> **DIRECTION**
Reproduce the stretch of lines from the first one through the line containing "507, 115, 511]" without changing a single character.

Extracted data entries
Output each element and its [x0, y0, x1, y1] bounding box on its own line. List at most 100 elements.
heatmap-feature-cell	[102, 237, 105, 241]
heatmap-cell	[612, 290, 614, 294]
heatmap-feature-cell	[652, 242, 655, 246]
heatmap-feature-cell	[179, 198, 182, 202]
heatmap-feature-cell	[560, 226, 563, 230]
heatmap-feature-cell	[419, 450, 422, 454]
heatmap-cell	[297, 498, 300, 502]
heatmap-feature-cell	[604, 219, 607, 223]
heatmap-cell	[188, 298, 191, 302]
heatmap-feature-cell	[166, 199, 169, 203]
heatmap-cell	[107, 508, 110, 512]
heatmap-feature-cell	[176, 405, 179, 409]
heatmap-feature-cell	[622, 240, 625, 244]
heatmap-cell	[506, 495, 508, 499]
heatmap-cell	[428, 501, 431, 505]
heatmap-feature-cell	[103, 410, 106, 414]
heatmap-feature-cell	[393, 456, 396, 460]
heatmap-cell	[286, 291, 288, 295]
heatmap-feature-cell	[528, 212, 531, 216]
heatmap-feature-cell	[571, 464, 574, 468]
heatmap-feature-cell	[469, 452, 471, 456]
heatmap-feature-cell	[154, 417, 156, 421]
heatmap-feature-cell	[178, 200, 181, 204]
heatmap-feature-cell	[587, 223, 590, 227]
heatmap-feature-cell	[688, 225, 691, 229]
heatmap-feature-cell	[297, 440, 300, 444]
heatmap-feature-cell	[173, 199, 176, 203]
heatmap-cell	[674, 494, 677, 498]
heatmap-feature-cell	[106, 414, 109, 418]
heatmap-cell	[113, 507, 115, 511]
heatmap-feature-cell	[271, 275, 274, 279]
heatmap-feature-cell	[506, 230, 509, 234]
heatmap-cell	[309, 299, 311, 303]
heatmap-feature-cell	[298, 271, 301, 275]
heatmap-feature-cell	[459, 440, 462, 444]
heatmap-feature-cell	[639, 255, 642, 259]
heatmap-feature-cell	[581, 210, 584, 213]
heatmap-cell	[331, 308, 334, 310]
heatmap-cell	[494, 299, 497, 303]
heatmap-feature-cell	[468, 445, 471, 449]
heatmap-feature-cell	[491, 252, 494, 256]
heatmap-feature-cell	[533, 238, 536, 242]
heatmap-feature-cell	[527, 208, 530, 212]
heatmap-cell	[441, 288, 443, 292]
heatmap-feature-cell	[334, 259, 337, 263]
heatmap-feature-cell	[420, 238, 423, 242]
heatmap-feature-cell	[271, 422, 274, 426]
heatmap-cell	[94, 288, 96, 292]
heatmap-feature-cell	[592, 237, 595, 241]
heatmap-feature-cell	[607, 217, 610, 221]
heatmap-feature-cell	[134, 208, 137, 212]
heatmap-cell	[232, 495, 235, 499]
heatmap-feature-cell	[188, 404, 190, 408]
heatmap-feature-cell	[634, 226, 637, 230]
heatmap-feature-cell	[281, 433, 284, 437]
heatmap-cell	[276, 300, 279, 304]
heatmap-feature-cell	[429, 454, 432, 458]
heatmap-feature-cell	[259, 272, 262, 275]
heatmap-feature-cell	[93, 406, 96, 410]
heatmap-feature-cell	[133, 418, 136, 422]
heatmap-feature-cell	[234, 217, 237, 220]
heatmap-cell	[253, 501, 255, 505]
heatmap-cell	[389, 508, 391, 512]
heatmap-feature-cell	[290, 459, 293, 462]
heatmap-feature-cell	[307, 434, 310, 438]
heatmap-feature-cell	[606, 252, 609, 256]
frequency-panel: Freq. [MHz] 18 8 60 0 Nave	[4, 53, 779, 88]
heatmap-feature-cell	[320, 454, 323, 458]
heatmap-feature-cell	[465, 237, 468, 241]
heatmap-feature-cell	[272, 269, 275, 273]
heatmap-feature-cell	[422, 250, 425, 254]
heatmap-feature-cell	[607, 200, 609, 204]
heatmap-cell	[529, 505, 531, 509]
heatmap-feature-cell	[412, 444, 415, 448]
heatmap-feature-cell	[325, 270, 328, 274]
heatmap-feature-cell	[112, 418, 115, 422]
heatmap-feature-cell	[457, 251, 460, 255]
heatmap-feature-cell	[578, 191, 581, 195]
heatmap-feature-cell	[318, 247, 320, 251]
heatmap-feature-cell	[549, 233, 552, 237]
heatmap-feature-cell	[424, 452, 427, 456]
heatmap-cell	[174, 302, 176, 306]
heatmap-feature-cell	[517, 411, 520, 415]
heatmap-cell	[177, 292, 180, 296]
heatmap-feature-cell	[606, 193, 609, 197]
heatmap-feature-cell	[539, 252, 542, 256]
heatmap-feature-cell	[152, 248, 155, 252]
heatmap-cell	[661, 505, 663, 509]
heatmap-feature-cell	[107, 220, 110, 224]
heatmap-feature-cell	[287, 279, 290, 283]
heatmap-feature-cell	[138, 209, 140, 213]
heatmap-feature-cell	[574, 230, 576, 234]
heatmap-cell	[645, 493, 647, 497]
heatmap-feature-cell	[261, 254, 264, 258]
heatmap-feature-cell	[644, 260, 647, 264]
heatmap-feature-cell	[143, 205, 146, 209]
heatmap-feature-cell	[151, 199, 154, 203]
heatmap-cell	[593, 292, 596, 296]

> **ANSWER**
Output each element and its [x0, y0, x1, y1] bounding box on its own line. List at most 100 elements.
heatmap-feature-cell	[102, 237, 105, 241]
heatmap-cell	[612, 290, 614, 294]
heatmap-feature-cell	[652, 242, 655, 246]
heatmap-feature-cell	[179, 198, 182, 202]
heatmap-feature-cell	[560, 226, 563, 230]
heatmap-feature-cell	[419, 450, 422, 454]
heatmap-cell	[297, 498, 300, 502]
heatmap-feature-cell	[604, 219, 607, 223]
heatmap-cell	[188, 298, 191, 302]
heatmap-feature-cell	[166, 199, 169, 203]
heatmap-cell	[107, 508, 110, 512]
heatmap-feature-cell	[176, 405, 179, 409]
heatmap-feature-cell	[622, 240, 625, 244]
heatmap-cell	[506, 495, 508, 499]
heatmap-cell	[428, 501, 431, 505]
heatmap-feature-cell	[103, 410, 106, 414]
heatmap-feature-cell	[393, 456, 396, 460]
heatmap-cell	[286, 291, 288, 295]
heatmap-feature-cell	[528, 212, 531, 216]
heatmap-feature-cell	[571, 464, 574, 468]
heatmap-feature-cell	[469, 452, 471, 456]
heatmap-feature-cell	[154, 417, 156, 421]
heatmap-feature-cell	[178, 200, 181, 204]
heatmap-feature-cell	[587, 223, 590, 227]
heatmap-feature-cell	[688, 225, 691, 229]
heatmap-feature-cell	[297, 440, 300, 444]
heatmap-feature-cell	[173, 199, 176, 203]
heatmap-cell	[674, 494, 677, 498]
heatmap-feature-cell	[106, 414, 109, 418]
heatmap-cell	[113, 507, 115, 511]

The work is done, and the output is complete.